◆ AIM OF THE TASK:
Reproduce the listing below line for line, with no changes.

◆ INPUT:
## Start
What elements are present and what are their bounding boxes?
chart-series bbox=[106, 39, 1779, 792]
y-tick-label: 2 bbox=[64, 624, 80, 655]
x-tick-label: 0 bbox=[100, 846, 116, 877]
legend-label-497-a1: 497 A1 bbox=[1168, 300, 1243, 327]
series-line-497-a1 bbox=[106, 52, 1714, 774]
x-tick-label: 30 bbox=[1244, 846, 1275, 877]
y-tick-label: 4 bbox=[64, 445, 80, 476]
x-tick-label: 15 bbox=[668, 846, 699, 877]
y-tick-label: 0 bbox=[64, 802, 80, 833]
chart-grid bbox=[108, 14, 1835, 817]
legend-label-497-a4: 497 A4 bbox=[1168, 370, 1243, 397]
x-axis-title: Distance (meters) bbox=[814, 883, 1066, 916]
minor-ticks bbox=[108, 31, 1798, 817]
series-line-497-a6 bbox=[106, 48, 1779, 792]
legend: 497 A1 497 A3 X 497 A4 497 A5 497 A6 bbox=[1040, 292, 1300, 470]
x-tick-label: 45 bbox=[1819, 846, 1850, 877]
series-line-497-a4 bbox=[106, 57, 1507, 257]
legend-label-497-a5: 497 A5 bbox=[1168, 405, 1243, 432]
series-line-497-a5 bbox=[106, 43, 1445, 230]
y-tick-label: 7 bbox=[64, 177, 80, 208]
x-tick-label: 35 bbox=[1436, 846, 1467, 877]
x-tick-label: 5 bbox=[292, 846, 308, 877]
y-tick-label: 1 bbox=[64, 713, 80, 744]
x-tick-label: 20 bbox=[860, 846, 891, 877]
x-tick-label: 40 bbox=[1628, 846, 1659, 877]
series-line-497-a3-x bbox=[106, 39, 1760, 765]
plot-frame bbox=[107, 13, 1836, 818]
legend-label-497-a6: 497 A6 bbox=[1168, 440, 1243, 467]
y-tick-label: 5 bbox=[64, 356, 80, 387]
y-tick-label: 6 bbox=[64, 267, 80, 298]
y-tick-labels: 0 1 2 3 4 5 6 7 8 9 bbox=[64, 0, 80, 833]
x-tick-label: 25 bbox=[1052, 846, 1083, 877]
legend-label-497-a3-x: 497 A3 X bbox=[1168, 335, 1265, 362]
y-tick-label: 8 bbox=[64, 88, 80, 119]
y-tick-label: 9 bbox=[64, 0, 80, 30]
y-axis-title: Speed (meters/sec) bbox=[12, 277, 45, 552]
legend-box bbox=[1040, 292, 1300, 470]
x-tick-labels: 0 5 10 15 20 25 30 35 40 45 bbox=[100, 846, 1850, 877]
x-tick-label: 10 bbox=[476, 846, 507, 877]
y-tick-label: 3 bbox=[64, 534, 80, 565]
## End
◆ ANSWER TO THIS EXERCISE:
What elements are present and what are their bounding boxes?
chart-series bbox=[106, 39, 1779, 792]
y-tick-label: 2 bbox=[64, 624, 80, 655]
x-tick-label: 0 bbox=[100, 846, 116, 877]
legend-label-497-a1: 497 A1 bbox=[1168, 300, 1243, 327]
series-line-497-a1 bbox=[106, 52, 1714, 774]
x-tick-label: 30 bbox=[1244, 846, 1275, 877]
y-tick-label: 4 bbox=[64, 445, 80, 476]
x-tick-label: 15 bbox=[668, 846, 699, 877]
y-tick-label: 0 bbox=[64, 802, 80, 833]
chart-grid bbox=[108, 14, 1835, 817]
legend-label-497-a4: 497 A4 bbox=[1168, 370, 1243, 397]
x-axis-title: Distance (meters) bbox=[814, 883, 1066, 916]
minor-ticks bbox=[108, 31, 1798, 817]
series-line-497-a6 bbox=[106, 48, 1779, 792]
legend: 497 A1 497 A3 X 497 A4 497 A5 497 A6 bbox=[1040, 292, 1300, 470]
x-tick-label: 45 bbox=[1819, 846, 1850, 877]
series-line-497-a4 bbox=[106, 57, 1507, 257]
legend-label-497-a5: 497 A5 bbox=[1168, 405, 1243, 432]
series-line-497-a5 bbox=[106, 43, 1445, 230]
y-tick-label: 7 bbox=[64, 177, 80, 208]
x-tick-label: 35 bbox=[1436, 846, 1467, 877]
x-tick-label: 5 bbox=[292, 846, 308, 877]
y-tick-label: 1 bbox=[64, 713, 80, 744]
x-tick-label: 20 bbox=[860, 846, 891, 877]
x-tick-label: 40 bbox=[1628, 846, 1659, 877]
series-line-497-a3-x bbox=[106, 39, 1760, 765]
plot-frame bbox=[107, 13, 1836, 818]
legend-label-497-a6: 497 A6 bbox=[1168, 440, 1243, 467]
y-tick-label: 5 bbox=[64, 356, 80, 387]
y-tick-label: 6 bbox=[64, 267, 80, 298]
y-tick-labels: 0 1 2 3 4 5 6 7 8 9 bbox=[64, 0, 80, 833]
x-tick-label: 25 bbox=[1052, 846, 1083, 877]
legend-label-497-a3-x: 497 A3 X bbox=[1168, 335, 1265, 362]
y-tick-label: 8 bbox=[64, 88, 80, 119]
y-tick-label: 9 bbox=[64, 0, 80, 30]
y-axis-title: Speed (meters/sec) bbox=[12, 277, 45, 552]
legend-box bbox=[1040, 292, 1300, 470]
x-tick-labels: 0 5 10 15 20 25 30 35 40 45 bbox=[100, 846, 1850, 877]
x-tick-label: 10 bbox=[476, 846, 507, 877]
y-tick-label: 3 bbox=[64, 534, 80, 565]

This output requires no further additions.